__WRITTEN TASK__: Omit all images, then return the remaining material exactly as it stands.

--- start ---

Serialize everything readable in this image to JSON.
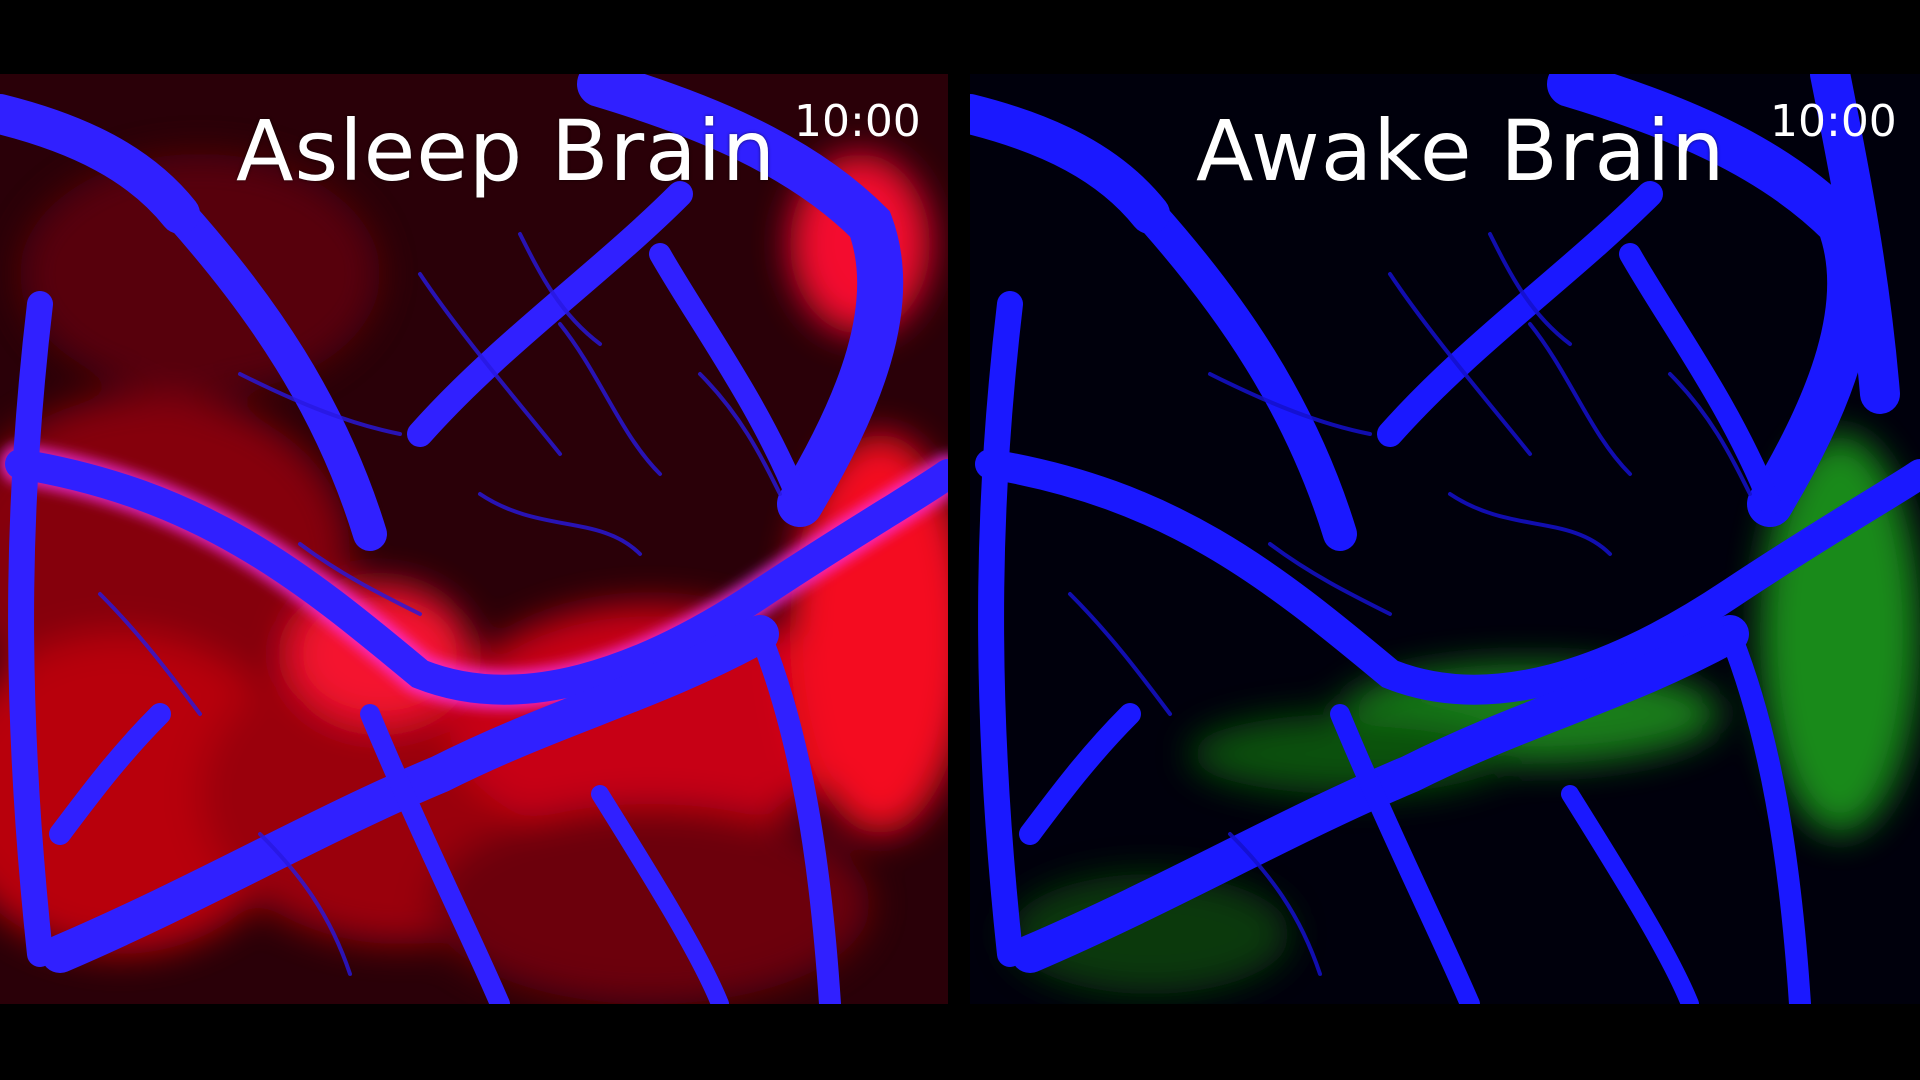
{
  "panels": [
    {
      "title": "Asleep Brain",
      "timestamp": "10:00",
      "overlay_color": "#ff1010",
      "vessel_color": "#2a1aff"
    },
    {
      "title": "Awake Brain",
      "timestamp": "10:00",
      "overlay_color": "#1fb81f",
      "vessel_color": "#1a18ff"
    }
  ]
}
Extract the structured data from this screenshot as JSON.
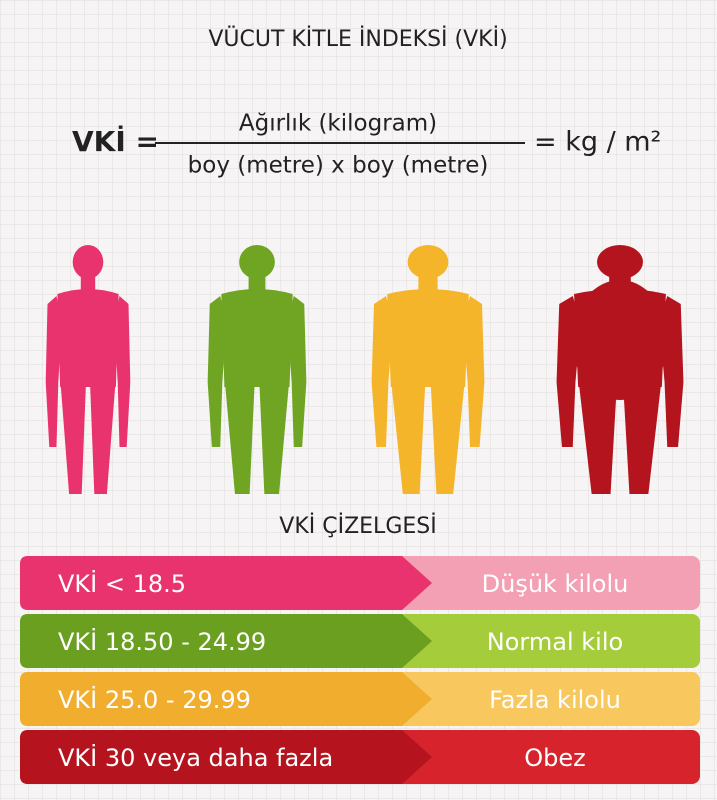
{
  "header": {
    "title": "VÜCUT KİTLE İNDEKSİ (VKİ)"
  },
  "formula": {
    "lhs": "VKİ =",
    "numerator": "Ağırlık (kilogram)",
    "denominator": "boy (metre) x boy (metre)",
    "result": "= kg / m²"
  },
  "table": {
    "title": "VKİ ÇİZELGESİ",
    "rows": [
      {
        "range": "VKİ < 18.5",
        "label": "Düşük kilolu",
        "color": "#e8336f",
        "light_color": "#f3a0b4"
      },
      {
        "range": "VKİ 18.50 - 24.99",
        "label": "Normal kilo",
        "color": "#6b9f20",
        "light_color": "#a5cc3a"
      },
      {
        "range": "VKİ 25.0 - 29.99",
        "label": "Fazla kilolu",
        "color": "#f1ae2e",
        "light_color": "#f8c85e"
      },
      {
        "range": "VKİ 30 veya daha fazla",
        "label": "Obez",
        "color": "#b5141f",
        "light_color": "#d7232b"
      }
    ]
  }
}
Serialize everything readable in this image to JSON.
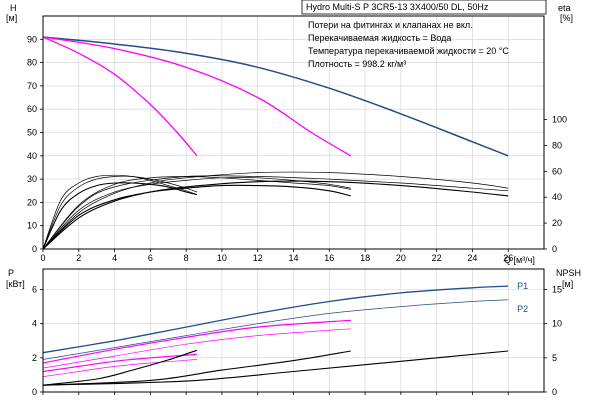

--- end ---

__THE RESULT__:
Serialize everything readable in this image to JSON.
{
  "panels": [
    {
      "title": "Asleep Brain",
      "timestamp": "10:00",
      "overlay_color": "#ff1010",
      "vessel_color": "#2a1aff"
    },
    {
      "title": "Awake Brain",
      "timestamp": "10:00",
      "overlay_color": "#1fb81f",
      "vessel_color": "#1a18ff"
    }
  ]
}
Extract the structured data from this screenshot as JSON.
{
  "header": {
    "title": "VÜCUT KİTLE İNDEKSİ (VKİ)"
  },
  "formula": {
    "lhs": "VKİ =",
    "numerator": "Ağırlık (kilogram)",
    "denominator": "boy (metre) x boy (metre)",
    "result": "= kg / m²"
  },
  "table": {
    "title": "VKİ ÇİZELGESİ",
    "rows": [
      {
        "range": "VKİ < 18.5",
        "label": "Düşük kilolu",
        "color": "#e8336f",
        "light_color": "#f3a0b4"
      },
      {
        "range": "VKİ 18.50 - 24.99",
        "label": "Normal kilo",
        "color": "#6b9f20",
        "light_color": "#a5cc3a"
      },
      {
        "range": "VKİ 25.0 - 29.99",
        "label": "Fazla kilolu",
        "color": "#f1ae2e",
        "light_color": "#f8c85e"
      },
      {
        "range": "VKİ 30 veya daha fazla",
        "label": "Obez",
        "color": "#b5141f",
        "light_color": "#d7232b"
      }
    ]
  }
}
Serialize everything readable in this image to JSON.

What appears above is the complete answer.